# start of INPUT FOR THIS TASK

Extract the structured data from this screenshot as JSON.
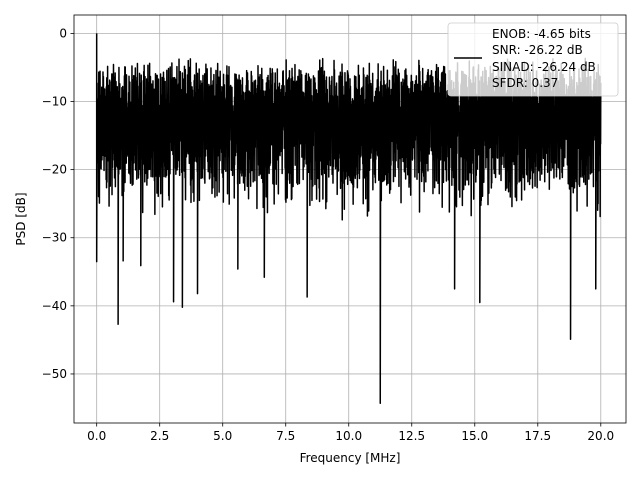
{
  "chart_data": {
    "type": "line",
    "title": "",
    "xlabel": "Frequency [MHz]",
    "ylabel": "PSD [dB]",
    "xlim": [
      -0.9,
      21.0
    ],
    "ylim": [
      -57.2,
      2.7
    ],
    "x_ticks": [
      "0.0",
      "2.5",
      "5.0",
      "7.5",
      "10.0",
      "12.5",
      "15.0",
      "17.5",
      "20.0"
    ],
    "y_ticks": [
      "0",
      "−10",
      "−20",
      "−30",
      "−40",
      "−50"
    ],
    "grid": true,
    "legend_placement": "upper-right",
    "legend_entries": [
      "ENOB: -4.65 bits",
      "SNR: -26.22 dB",
      "SINAD: -26.24 dB",
      "SFDR: 0.37"
    ],
    "series": [
      {
        "color": "#000000",
        "x_range": [
          0,
          20
        ],
        "typical_upper_db": -5,
        "typical_lower_db": -25,
        "notable_points": [
          {
            "x": 0.0,
            "y": 0.0
          },
          {
            "x": 0.0,
            "y": -33.5
          },
          {
            "x": 0.85,
            "y": -42.7
          },
          {
            "x": 1.05,
            "y": -33.4
          },
          {
            "x": 1.75,
            "y": -34.1
          },
          {
            "x": 3.05,
            "y": -39.4
          },
          {
            "x": 3.4,
            "y": -40.2
          },
          {
            "x": 4.0,
            "y": -38.2
          },
          {
            "x": 5.6,
            "y": -34.6
          },
          {
            "x": 6.65,
            "y": -35.8
          },
          {
            "x": 8.35,
            "y": -38.7
          },
          {
            "x": 11.25,
            "y": -54.3
          },
          {
            "x": 14.2,
            "y": -37.5
          },
          {
            "x": 15.2,
            "y": -39.5
          },
          {
            "x": 18.8,
            "y": -44.9
          },
          {
            "x": 19.8,
            "y": -37.5
          }
        ]
      }
    ]
  }
}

# end of INPUT FOR THIS TASK

## EXERCISE BRIEF:
Reproduce the records above exactly, leaving out every picture they contain.

## OUTPUT BELOW:
Extract the structured data from this screenshot as JSON.
{
  "chart_data": {
    "type": "line",
    "title": "",
    "xlabel": "Frequency [MHz]",
    "ylabel": "PSD [dB]",
    "xlim": [
      -0.9,
      21.0
    ],
    "ylim": [
      -57.2,
      2.7
    ],
    "x_ticks": [
      "0.0",
      "2.5",
      "5.0",
      "7.5",
      "10.0",
      "12.5",
      "15.0",
      "17.5",
      "20.0"
    ],
    "y_ticks": [
      "0",
      "−10",
      "−20",
      "−30",
      "−40",
      "−50"
    ],
    "grid": true,
    "legend_placement": "upper-right",
    "legend_entries": [
      "ENOB: -4.65 bits",
      "SNR: -26.22 dB",
      "SINAD: -26.24 dB",
      "SFDR: 0.37"
    ],
    "series": [
      {
        "color": "#000000",
        "x_range": [
          0,
          20
        ],
        "typical_upper_db": -5,
        "typical_lower_db": -25,
        "notable_points": [
          {
            "x": 0.0,
            "y": 0.0
          },
          {
            "x": 0.0,
            "y": -33.5
          },
          {
            "x": 0.85,
            "y": -42.7
          },
          {
            "x": 1.05,
            "y": -33.4
          },
          {
            "x": 1.75,
            "y": -34.1
          },
          {
            "x": 3.05,
            "y": -39.4
          },
          {
            "x": 3.4,
            "y": -40.2
          },
          {
            "x": 4.0,
            "y": -38.2
          },
          {
            "x": 5.6,
            "y": -34.6
          },
          {
            "x": 6.65,
            "y": -35.8
          },
          {
            "x": 8.35,
            "y": -38.7
          },
          {
            "x": 11.25,
            "y": -54.3
          },
          {
            "x": 14.2,
            "y": -37.5
          },
          {
            "x": 15.2,
            "y": -39.5
          },
          {
            "x": 18.8,
            "y": -44.9
          },
          {
            "x": 19.8,
            "y": -37.5
          }
        ]
      }
    ]
  }
}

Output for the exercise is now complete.